Return the data below exactly, please, but drop the pictures.

Page layout parsing data ▸
--- --- ---
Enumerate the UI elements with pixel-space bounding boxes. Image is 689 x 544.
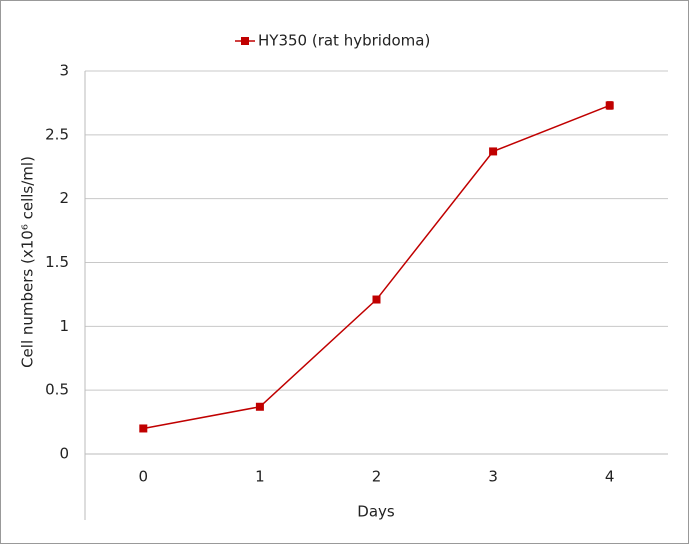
y-tick-label: 3: [59, 62, 69, 80]
legend-label: HY350 (rat hybridoma): [258, 32, 430, 50]
legend-marker: [241, 37, 249, 45]
y-tick-label: 0.5: [45, 381, 69, 399]
data-point: [489, 147, 498, 156]
x-tick-label: 0: [139, 468, 149, 486]
x-axis-label: Days: [357, 503, 395, 521]
data-point: [605, 101, 614, 110]
y-tick-label: 2: [59, 189, 69, 207]
y-tick-label: 1.5: [45, 253, 69, 271]
y-tick-label: 1: [59, 317, 69, 335]
x-tick-label: 2: [372, 468, 382, 486]
x-tick-label: 4: [605, 468, 615, 486]
y-tick-label: 2.5: [45, 125, 69, 143]
x-tick-label: 3: [488, 468, 498, 486]
data-point: [372, 295, 381, 304]
data-point: [255, 402, 264, 411]
y-axis-label: Cell numbers (x10⁶ cells/ml): [19, 156, 37, 368]
data-point: [139, 424, 148, 433]
y-tick-label: 0: [59, 445, 69, 463]
x-tick-label: 1: [255, 468, 265, 486]
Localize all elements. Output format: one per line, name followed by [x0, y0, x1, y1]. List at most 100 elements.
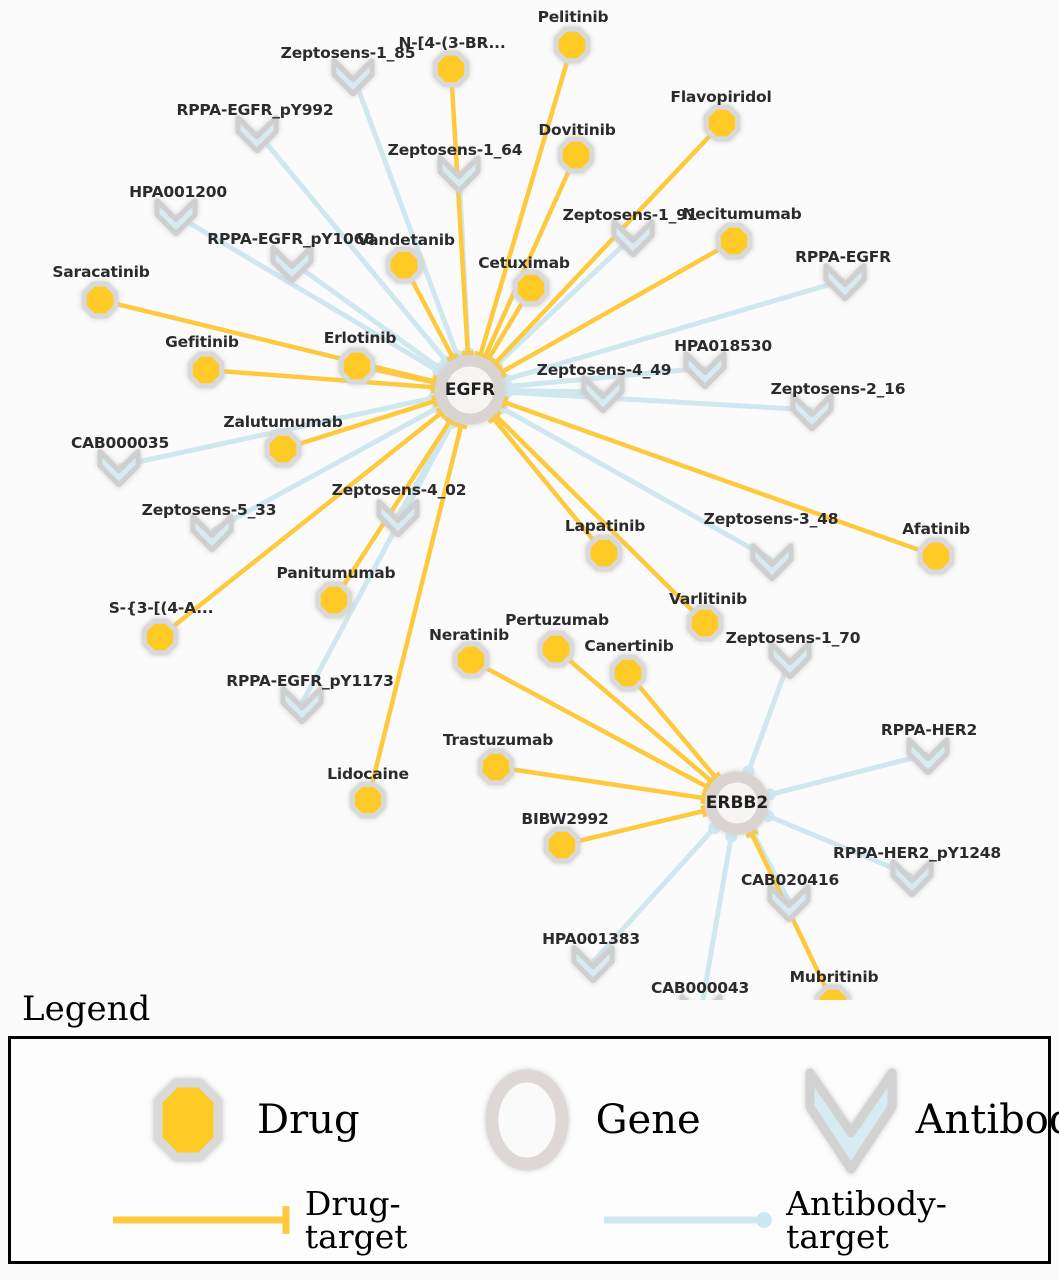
antibody-node[interactable]: [906, 737, 950, 776]
edge: [448, 68, 471, 354]
antibody-target-edge-icon: [604, 1211, 773, 1228]
edge: [469, 658, 709, 789]
edge: [769, 751, 929, 797]
legend-item-antibody: Antibody: [796, 1061, 1059, 1179]
drug-node[interactable]: [432, 50, 470, 88]
antibody-node[interactable]: [190, 514, 234, 553]
edge-cap: [435, 406, 447, 420]
drug-node[interactable]: [686, 604, 724, 642]
drug-node[interactable]: [385, 246, 423, 284]
edge: [483, 154, 579, 358]
edge: [491, 417, 606, 555]
edge: [332, 419, 452, 602]
antibody-node[interactable]: [683, 351, 727, 390]
drug-node[interactable]: [553, 26, 591, 64]
gene-node[interactable]: [435, 355, 505, 425]
antibody-node[interactable]: [571, 945, 615, 984]
edge: [700, 836, 734, 1000]
antibody-node[interactable]: [890, 859, 934, 898]
edge-cap: [430, 394, 439, 408]
drug-node[interactable]: [315, 581, 353, 619]
edge-cap: [443, 415, 457, 427]
drug-node[interactable]: [349, 781, 387, 819]
antibody-icon: [805, 1068, 897, 1174]
drug-node[interactable]: [187, 351, 225, 389]
antibody-node[interactable]: [235, 115, 279, 154]
edge: [506, 389, 813, 413]
drug-node[interactable]: [715, 222, 753, 260]
edge: [504, 400, 937, 559]
network-canvas: [81, 26, 955, 1000]
legend: Legend Drug Gene: [0, 989, 1059, 1264]
edge-cap: [700, 804, 708, 818]
edge: [493, 121, 724, 365]
edge: [495, 234, 635, 367]
edge-cap: [446, 352, 460, 363]
antibody-node[interactable]: [611, 219, 655, 258]
drug-node[interactable]: [477, 748, 515, 786]
edge: [255, 130, 449, 364]
edge: [299, 421, 455, 705]
edge-cap: [461, 350, 474, 356]
antibody-node[interactable]: [154, 198, 198, 237]
antibody-node[interactable]: [437, 155, 481, 194]
edge: [205, 367, 434, 390]
edge: [494, 414, 707, 625]
legend-item-antibody-target: Antibody-target: [602, 1187, 1048, 1253]
antibody-node[interactable]: [97, 449, 141, 488]
edge: [290, 259, 442, 371]
gene-node[interactable]: [705, 771, 769, 835]
drug-node[interactable]: [264, 430, 302, 468]
drug-node[interactable]: [452, 641, 490, 679]
edge: [767, 813, 913, 879]
edge-cap: [482, 353, 496, 364]
antibody-node[interactable]: [270, 245, 314, 284]
edge: [495, 764, 704, 801]
edge-cap: [430, 375, 438, 389]
edge-cap: [745, 829, 759, 839]
antibody-node[interactable]: [581, 375, 625, 414]
antibody-node[interactable]: [790, 393, 834, 432]
edges-layer: [99, 44, 937, 1000]
legend-item-drug-target: Drug-target: [111, 1187, 502, 1253]
drug-node[interactable]: [814, 984, 852, 1000]
edge: [501, 239, 736, 374]
drug-node[interactable]: [609, 654, 647, 692]
antibody-node[interactable]: [767, 884, 811, 923]
antibody-node[interactable]: [823, 263, 867, 302]
legend-shapes-row: Drug Gene Antibody: [11, 1061, 1059, 1179]
antibody-node[interactable]: [376, 499, 420, 538]
legend-label-antibody: Antibody: [915, 1096, 1059, 1143]
drug-node[interactable]: [338, 347, 376, 385]
drug-node[interactable]: [543, 826, 581, 864]
legend-label-antibody-target: Antibody-target: [786, 1183, 947, 1256]
edge: [504, 277, 846, 382]
nodes-layer: [81, 26, 955, 1000]
drug-node[interactable]: [585, 534, 623, 572]
drug-node[interactable]: [537, 630, 575, 668]
antibody-node[interactable]: [331, 58, 375, 97]
edge: [158, 411, 443, 639]
legend-label-gene: Gene: [595, 1096, 701, 1143]
legend-title: Legend: [22, 989, 151, 1029]
edge-cap: [709, 771, 722, 783]
drug-node[interactable]: [141, 618, 179, 656]
antibody-node[interactable]: [750, 543, 794, 582]
drug-node[interactable]: [557, 136, 595, 174]
edge: [591, 826, 717, 964]
gene-icon: [485, 1069, 569, 1171]
legend-item-drug: Drug: [129, 1061, 360, 1179]
edge: [501, 405, 774, 563]
legend-item-gene: Gene: [468, 1061, 701, 1179]
drug-node[interactable]: [917, 537, 955, 575]
edge: [746, 657, 793, 772]
drug-node[interactable]: [512, 269, 550, 307]
edge-cap: [497, 365, 508, 379]
antibody-node[interactable]: [280, 686, 324, 725]
edge: [365, 425, 464, 801]
antibody-node[interactable]: [768, 641, 812, 680]
drug-node[interactable]: [703, 104, 741, 142]
drug-node[interactable]: [81, 281, 119, 319]
edge-cap: [500, 396, 509, 409]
--- --- ---
Answer to the exercise ▸
Enumerate the UI elements with pixel-space bounding boxes. Image is 689 x 544.
y-tick-label: 3: [59, 62, 69, 80]
legend-label: HY350 (rat hybridoma): [258, 32, 430, 50]
legend-marker: [241, 37, 249, 45]
y-tick-label: 0.5: [45, 381, 69, 399]
data-point: [489, 147, 498, 156]
x-tick-label: 0: [139, 468, 149, 486]
x-axis-label: Days: [357, 503, 395, 521]
data-point: [605, 101, 614, 110]
y-tick-label: 2: [59, 189, 69, 207]
y-tick-label: 1.5: [45, 253, 69, 271]
y-tick-label: 1: [59, 317, 69, 335]
x-tick-label: 2: [372, 468, 382, 486]
x-tick-label: 4: [605, 468, 615, 486]
y-tick-label: 2.5: [45, 125, 69, 143]
x-tick-label: 3: [488, 468, 498, 486]
data-point: [372, 295, 381, 304]
data-point: [255, 402, 264, 411]
y-axis-label: Cell numbers (x10⁶ cells/ml): [19, 156, 37, 368]
data-point: [139, 424, 148, 433]
y-tick-label: 0: [59, 445, 69, 463]
x-tick-label: 1: [255, 468, 265, 486]
Localize all elements. Output format: one per line, name followed by [x0, y0, x1, y1]. List at most 100 elements.
antibody-node[interactable]: [906, 737, 950, 776]
edge: [448, 68, 471, 354]
antibody-target-edge-icon: [604, 1211, 773, 1228]
edge: [469, 658, 709, 789]
edge: [769, 751, 929, 797]
legend-item-antibody: Antibody: [796, 1061, 1059, 1179]
drug-node[interactable]: [432, 50, 470, 88]
antibody-node[interactable]: [190, 514, 234, 553]
edge-cap: [435, 406, 447, 420]
drug-node[interactable]: [686, 604, 724, 642]
drug-node[interactable]: [385, 246, 423, 284]
edge: [483, 154, 579, 358]
edge: [491, 417, 606, 555]
edge: [332, 419, 452, 602]
antibody-node[interactable]: [683, 351, 727, 390]
drug-node[interactable]: [553, 26, 591, 64]
gene-node[interactable]: [435, 355, 505, 425]
antibody-node[interactable]: [571, 945, 615, 984]
edge: [700, 836, 734, 1000]
antibody-node[interactable]: [890, 859, 934, 898]
edge-cap: [430, 394, 439, 408]
drug-node[interactable]: [315, 581, 353, 619]
edge-cap: [443, 415, 457, 427]
drug-node[interactable]: [349, 781, 387, 819]
antibody-icon: [805, 1068, 897, 1174]
drug-node[interactable]: [187, 351, 225, 389]
antibody-node[interactable]: [235, 115, 279, 154]
edge: [506, 389, 813, 413]
drug-node[interactable]: [715, 222, 753, 260]
edge: [504, 400, 937, 559]
network-canvas: [81, 26, 955, 1000]
legend: Legend Drug Gene: [0, 989, 1059, 1264]
edge-cap: [700, 804, 708, 818]
edge: [493, 121, 724, 365]
edge: [495, 234, 635, 367]
edge-cap: [446, 352, 460, 363]
antibody-node[interactable]: [611, 219, 655, 258]
drug-node[interactable]: [477, 748, 515, 786]
edge: [255, 130, 449, 364]
edge: [299, 421, 455, 705]
edge-cap: [461, 350, 474, 356]
antibody-node[interactable]: [154, 198, 198, 237]
antibody-node[interactable]: [437, 155, 481, 194]
edge: [205, 367, 434, 390]
edge: [494, 414, 707, 625]
legend-item-antibody-target: Antibody-target: [602, 1187, 1048, 1253]
antibody-node[interactable]: [97, 449, 141, 488]
edge: [290, 259, 442, 371]
gene-node[interactable]: [705, 771, 769, 835]
drug-node[interactable]: [264, 430, 302, 468]
drug-node[interactable]: [452, 641, 490, 679]
edge: [767, 813, 913, 879]
edge-cap: [482, 353, 496, 364]
antibody-node[interactable]: [270, 245, 314, 284]
edge: [495, 764, 704, 801]
edge-cap: [430, 375, 438, 389]
edge-cap: [745, 829, 759, 839]
antibody-node[interactable]: [581, 375, 625, 414]
antibody-node[interactable]: [790, 393, 834, 432]
edges-layer: [99, 44, 937, 1000]
legend-item-drug-target: Drug-target: [111, 1187, 502, 1253]
drug-node[interactable]: [814, 984, 852, 1000]
edge: [501, 239, 736, 374]
drug-node[interactable]: [609, 654, 647, 692]
antibody-node[interactable]: [767, 884, 811, 923]
antibody-node[interactable]: [823, 263, 867, 302]
legend-shapes-row: Drug Gene Antibody: [11, 1061, 1059, 1179]
antibody-node[interactable]: [376, 499, 420, 538]
legend-label-antibody: Antibody: [915, 1096, 1059, 1143]
drug-node[interactable]: [338, 347, 376, 385]
drug-node[interactable]: [543, 826, 581, 864]
legend-label-antibody-target: Antibody-target: [786, 1183, 947, 1256]
edge: [504, 277, 846, 382]
nodes-layer: [81, 26, 955, 1000]
drug-node[interactable]: [585, 534, 623, 572]
drug-node[interactable]: [537, 630, 575, 668]
antibody-node[interactable]: [331, 58, 375, 97]
edge: [158, 411, 443, 639]
legend-label-gene: Gene: [595, 1096, 701, 1143]
legend-title: Legend: [22, 989, 151, 1029]
edge-cap: [709, 771, 722, 783]
drug-node[interactable]: [141, 618, 179, 656]
antibody-node[interactable]: [750, 543, 794, 582]
drug-node[interactable]: [557, 136, 595, 174]
edge: [591, 826, 717, 964]
gene-icon: [485, 1069, 569, 1171]
legend-item-drug: Drug: [129, 1061, 360, 1179]
edge: [501, 405, 774, 563]
legend-item-gene: Gene: [468, 1061, 701, 1179]
drug-node[interactable]: [917, 537, 955, 575]
edge: [746, 657, 793, 772]
drug-node[interactable]: [512, 269, 550, 307]
edge-cap: [497, 365, 508, 379]
antibody-node[interactable]: [280, 686, 324, 725]
edge: [365, 425, 464, 801]
antibody-node[interactable]: [768, 641, 812, 680]
drug-node[interactable]: [703, 104, 741, 142]
drug-node[interactable]: [81, 281, 119, 319]
edge-cap: [500, 396, 509, 409]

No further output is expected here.